*Task details*
Pick out and copy every line below that has the word "Luft".
=== Records shown ===
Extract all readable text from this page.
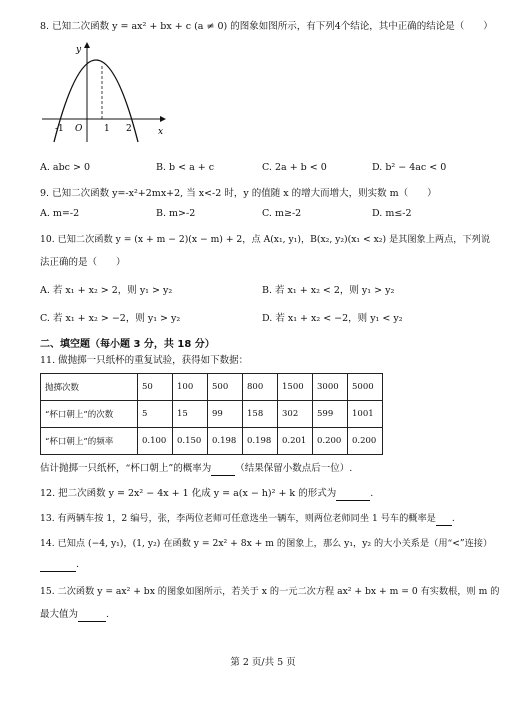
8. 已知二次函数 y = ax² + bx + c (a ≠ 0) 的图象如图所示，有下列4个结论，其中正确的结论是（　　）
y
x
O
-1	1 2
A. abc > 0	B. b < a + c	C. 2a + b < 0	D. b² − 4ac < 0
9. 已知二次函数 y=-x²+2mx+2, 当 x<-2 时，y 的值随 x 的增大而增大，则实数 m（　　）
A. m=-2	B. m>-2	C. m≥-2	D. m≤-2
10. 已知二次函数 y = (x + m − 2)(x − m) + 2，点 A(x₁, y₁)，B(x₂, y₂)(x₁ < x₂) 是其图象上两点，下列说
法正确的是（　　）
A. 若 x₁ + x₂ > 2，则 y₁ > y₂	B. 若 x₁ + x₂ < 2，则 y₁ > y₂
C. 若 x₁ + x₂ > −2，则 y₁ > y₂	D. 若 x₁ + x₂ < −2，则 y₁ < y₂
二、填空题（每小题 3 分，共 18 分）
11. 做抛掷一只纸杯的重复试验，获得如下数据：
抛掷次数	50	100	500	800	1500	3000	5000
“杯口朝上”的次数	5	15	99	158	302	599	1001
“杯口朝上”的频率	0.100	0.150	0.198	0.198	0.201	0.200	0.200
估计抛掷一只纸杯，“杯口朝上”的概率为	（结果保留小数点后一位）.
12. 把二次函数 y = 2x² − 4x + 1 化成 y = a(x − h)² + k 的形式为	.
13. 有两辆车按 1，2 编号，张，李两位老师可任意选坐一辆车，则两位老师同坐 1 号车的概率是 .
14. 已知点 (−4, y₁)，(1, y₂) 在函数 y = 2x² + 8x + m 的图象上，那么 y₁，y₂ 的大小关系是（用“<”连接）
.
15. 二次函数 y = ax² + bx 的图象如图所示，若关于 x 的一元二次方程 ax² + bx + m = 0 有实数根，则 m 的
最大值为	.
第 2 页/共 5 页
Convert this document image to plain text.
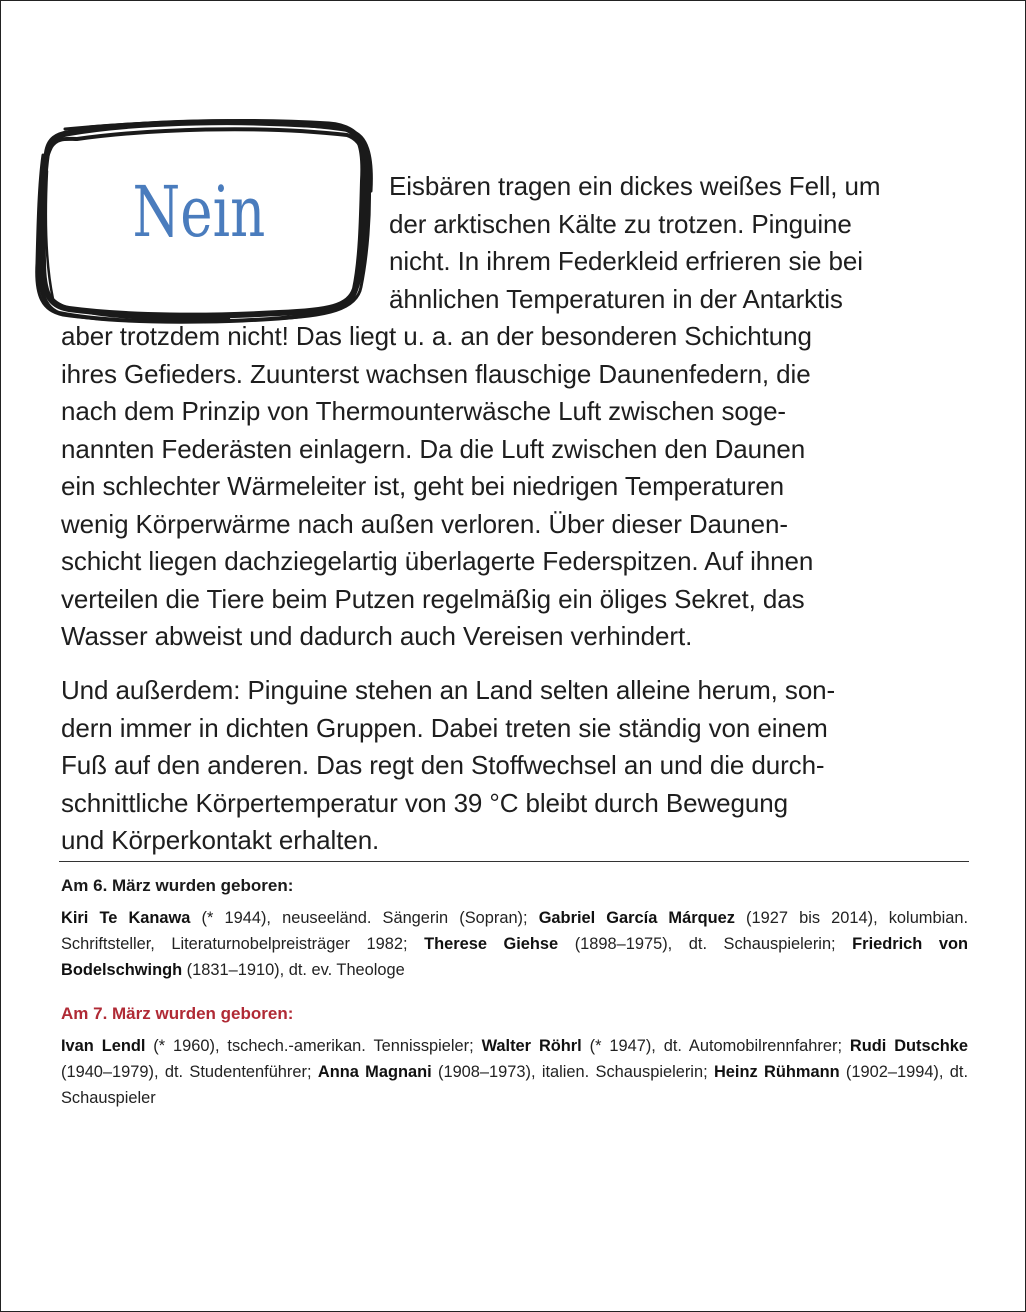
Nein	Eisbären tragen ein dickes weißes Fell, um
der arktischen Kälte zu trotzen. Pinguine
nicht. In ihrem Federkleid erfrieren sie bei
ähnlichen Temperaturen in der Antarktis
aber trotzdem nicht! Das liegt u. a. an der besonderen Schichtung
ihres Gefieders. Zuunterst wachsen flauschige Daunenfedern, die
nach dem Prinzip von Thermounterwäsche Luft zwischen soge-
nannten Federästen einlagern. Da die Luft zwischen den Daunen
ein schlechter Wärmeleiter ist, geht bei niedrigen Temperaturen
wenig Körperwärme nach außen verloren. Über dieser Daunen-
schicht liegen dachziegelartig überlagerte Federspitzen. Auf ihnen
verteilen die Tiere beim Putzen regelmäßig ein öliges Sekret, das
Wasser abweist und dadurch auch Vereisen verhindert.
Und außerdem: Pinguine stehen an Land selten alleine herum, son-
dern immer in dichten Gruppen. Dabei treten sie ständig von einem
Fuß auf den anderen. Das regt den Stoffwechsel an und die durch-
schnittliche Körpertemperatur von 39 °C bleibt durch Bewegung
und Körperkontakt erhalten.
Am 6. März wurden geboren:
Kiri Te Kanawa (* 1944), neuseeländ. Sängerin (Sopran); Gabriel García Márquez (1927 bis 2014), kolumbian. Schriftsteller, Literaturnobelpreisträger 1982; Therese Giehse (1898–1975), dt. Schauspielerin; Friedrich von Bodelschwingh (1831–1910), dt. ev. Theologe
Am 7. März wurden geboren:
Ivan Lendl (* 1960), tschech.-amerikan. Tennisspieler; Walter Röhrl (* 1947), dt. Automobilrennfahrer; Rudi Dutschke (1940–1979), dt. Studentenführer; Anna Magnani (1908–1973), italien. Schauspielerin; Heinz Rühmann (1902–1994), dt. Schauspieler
===
*Answer to the task*
nach dem Prinzip von Thermounterwäsche Luft zwischen soge-
nannten Federästen einlagern. Da die Luft zwischen den Daunen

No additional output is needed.